### Challenge 1
In the entries below, copy out the lines unchanged, from the line containing "table-row: [40, 571, 777, 605]" to the line containing "header-meaning: Значение: [251, 66, 777, 100]", both included.

Scenario: Download Script
You are working as SQL Server developer / TSQL developer for Credit Card Company. You are working on one of the big project that requires you to find the duplicate records in all the tables in SQL Server Database and delete them. You started with writing query and soon realize that there are hundreds of tables and it will take you forever to write query for each of the table. You want to find the script that can find duplicate records for you and then log the information and delete them. If that is the case you are at right place!
Solution:
As we need to find the duplicate records in all the tables, we need loop. In our case we will be using Cursor. We will loop through list of schema and table and then prepare our find duplicate query and run it and log the information in temp table #Result.
By doing that we will be able to provide details which records we have deleted.
In second part, we will prepare our query to delete those duplicate records. We are using Common Table Expressions to find duplicate records.
The log table will return us DataBase Name, Schema Name, Table Name, Column List, Duplicate Value, Total Row Count for Table and Duplicate Row Count.
Few things to consider before you run this script in production
1) As this script is going to run on all the tables in a database, this can be expensive process. Make sure you test in lower environments such as QA,UAT before run in Production.
2) As delete operation is involved, you want to make sure there is very less activity on database. Find a time such as weekend or off hours for this operation.
USE yourdbname
go
DECLARE @SchemaName VARCHAR(100)
DECLARE @TableName VARCHAR(100)
DECLARE @DatabaseName VARCHAR(100)
--Create Temp Table to Save Results
IF Object_id('tempdb..#Results') IS NOT NULL
DROP TABLE #results
CREATE TABLE #results
(
databasename VARCHAR(100),
schemaname VARCHAR(100),
tablename VARCHAR(100),
columnlist VARCHAR(max),
duplicatevalue VARCHAR(max),
totaltablerowcount INT,
duplicaterowcnt INT
)
DECLARE cur CURSOR FOR
SELECT table_catalog,
table_schema,
table_name
FROM information_schema.tables
WHERE table_type = 'BASE TABLE'
OPEN cur
FETCH next FROM cur INTO @DatabaseName, @SchemaName, @TableName
WHILE @@FETCH_STATUS = 0
BEGIN
--Get List of the Columns from Table without Identity Column
DECLARE @ColumnList NVARCHAR(max)=NULL
SELECT @ColumnList = COALESCE(@ColumnList + '],[', '') + c.NAME
FROM sys.columns c
INNER JOIN sys.tables t
ON c.object_id = t.object_id
WHERE Object_name(c.object_id) = @TableName
AND Schema_name(schema_id) = @SchemaName
AND is_identity = 0
SET @ColumnList='[' + @ColumnList + ']'
--Print @ColumnList
DECLARE @ColumnListConcat VARCHAR(max)=NULL
SET @ColumnListConcat=Replace(Replace(Replace(Replace(@ColumnList, '[',
'ISNULL(Cast(['), ']',
'] AS VARCHAR(MAX)),''NULL'')'),
',ISNULL', '+ISNULL'), '+',
'+'',''+')

### Data for the task
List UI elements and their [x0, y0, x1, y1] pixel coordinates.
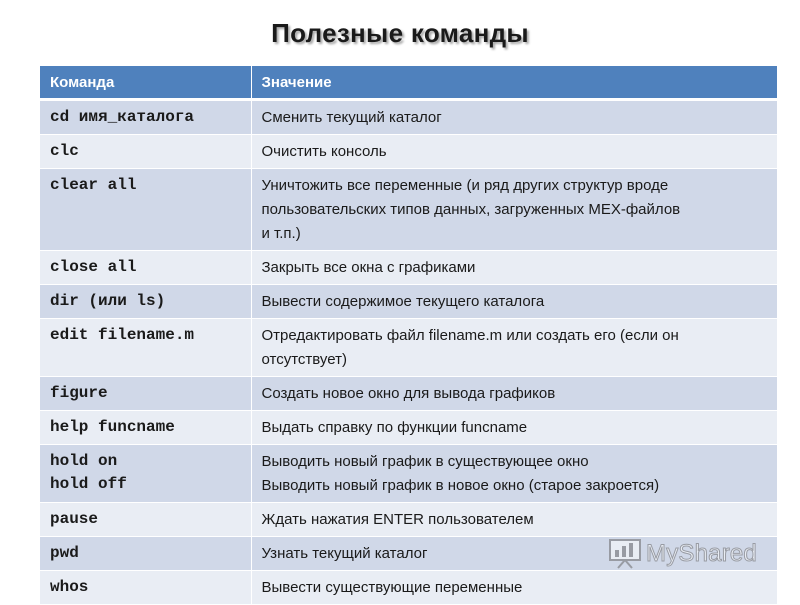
table-row: [40, 571, 777, 605]
table-row: [40, 285, 777, 319]
command-cell: clear all: [40, 169, 251, 251]
meaning-cell: Отредактировать файл filename.m или создать его (если он отсутствует): [251, 319, 777, 377]
table-header-row: [40, 66, 777, 100]
meaning-cell: Очистить консоль: [251, 135, 777, 169]
table-row: [40, 377, 777, 411]
table-row: [40, 135, 777, 169]
meaning-cell: Закрыть все окна с графиками: [251, 251, 777, 285]
header-meaning: Значение: [251, 66, 777, 100]
command-cell: clc: [40, 135, 251, 169]
commands-table: [40, 66, 777, 605]
command-cell: help funcname: [40, 411, 251, 445]
command-cell: dir (или ls): [40, 285, 251, 319]
meaning-cell: Сменить текущий каталог: [251, 100, 777, 135]
table-row: [40, 319, 777, 377]
meaning-cell: Выводить новый график в существующее окно Выводить новый график в новое окно (старое закроется): [251, 445, 777, 503]
table-row: [40, 411, 777, 445]
command-cell: figure: [40, 377, 251, 411]
meaning-cell: Выдать справку по функции funcname: [251, 411, 777, 445]
command-cell: hold on hold off: [40, 445, 251, 503]
watermark: [608, 536, 757, 572]
command-cell: cd имя_каталога: [40, 100, 251, 135]
table-row: [40, 100, 777, 135]
meaning-cell: Узнать текущий каталог: [251, 537, 777, 571]
meaning-cell: Ждать нажатия ENTER пользователем: [251, 503, 777, 537]
watermark-text: MyShared: [646, 540, 757, 567]
table-row: [40, 503, 777, 537]
meaning-cell: Вывести содержимое текущего каталога: [251, 285, 777, 319]
command-cell: edit filename.m: [40, 319, 251, 377]
slide-title: Полезные команды: [271, 18, 529, 48]
meaning-cell: Вывести существующие переменные: [251, 571, 777, 605]
meaning-cell: Уничтожить все переменные (и ряд других структур вроде пользовательских типов данных, загруженных MEX-файлов и т.п.): [251, 169, 777, 251]
presentation-board-icon: [608, 538, 642, 570]
command-cell: pwd: [40, 537, 251, 571]
command-cell: pause: [40, 503, 251, 537]
header-command: Команда: [40, 66, 251, 100]
command-cell: close all: [40, 251, 251, 285]
table-row: [40, 251, 777, 285]
meaning-cell: Создать новое окно для вывода графиков: [251, 377, 777, 411]
table-row: [40, 169, 777, 251]
command-cell: whos: [40, 571, 251, 605]
table-row: [40, 445, 777, 503]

### Challenge 2
Pick up the article on deleting duplicate records from all tables in a SQL Server database right after its last line and continue it.

### Exercise output 1
table-row: [40, 571, 777, 605]
table-row: [40, 285, 777, 319]
command-cell: clear all: [40, 169, 251, 251]
meaning-cell: Отредактировать файл filename.m или создать его (если он отсутствует): [251, 319, 777, 377]
table-header-row: [40, 66, 777, 100]
meaning-cell: Очистить консоль: [251, 135, 777, 169]
table-row: [40, 377, 777, 411]
table-row: [40, 135, 777, 169]
meaning-cell: Закрыть все окна с графиками: [251, 251, 777, 285]
header-meaning: Значение: [251, 66, 777, 100]

### Exercise output 2
--Create Dynamic Query for Finding duplicate Records
DECLARE @DuplicateSQL NVARCHAR(max)=NULL
DECLARE @DeleteDuplicateSQL NVARCHAR(max)=NULL
SET @DuplicateSQL= ';With CTE as (select '''
+ @DatabaseName + ''' AS DBName,' + ''''
+ @SchemaName + ''' AS SchemaName,' + ''''
+ @TableName + ''' AS TableName,' + ''''
+ @ColumnList + ''' AS ColumnList,'
+ @ColumnListConcat
+ ' AS ColumnConcat, (Select count(*) from ['
+ @SchemaName + '].[' + @TableName
+ '] With (Nolock)) AS TotalTableRowCount ,RN = row_number() over(PARTITION BY ' + @ColumnList
+ ' order by ' + @ColumnList
+ ') from [' + @SchemaName + '].['
+ @TableName
+ '] ) Select * From CTE WHERE RN>1'
-- PRINT @DuplicateSQL
--Prepate Delete Duplicate Records Query
SET @DeleteDuplicateSQL=
';With CTE as (select RN = row_number() over(PARTITION BY '
+ @ColumnList + ' order by ' + @ColumnList
+ ') from [' + @SchemaName + '].['
+ @TableName
+ '] ) Delete from CTE WHERE RN>1'
--Log Duplicate Record information in Temp Table
INSERT INTO #results
EXEC(@DuplicateSQL)
--Run Dynamic SQL to Delete Duplicate
EXEC(@DeleteDuplicateSQL)
FETCH next FROM cur INTO @DatabaseName, @SchemaName, @TableName
END
CLOSE cur
DEALLOCATE cur
SELECT *
FROM #results
--drop table #Results
go
DECLARE @SchemaName VARCHAR(100)
DECLARE @TableName VARCHAR(100)
DECLARE @DatabaseName VARCHAR(100)
--Create Temp Table to Save Results
IF Object_id('tempdb..#Results') IS NOT NULL
DROP TABLE #results
CREATE TABLE #results
(
databasename VARCHAR(100),
schemaname VARCHAR(100),
tablename VARCHAR(100),
columnlist VARCHAR(max),
duplicatevalue VARCHAR(max),
totaltablerowcount INT,
duplicaterowcnt INT
)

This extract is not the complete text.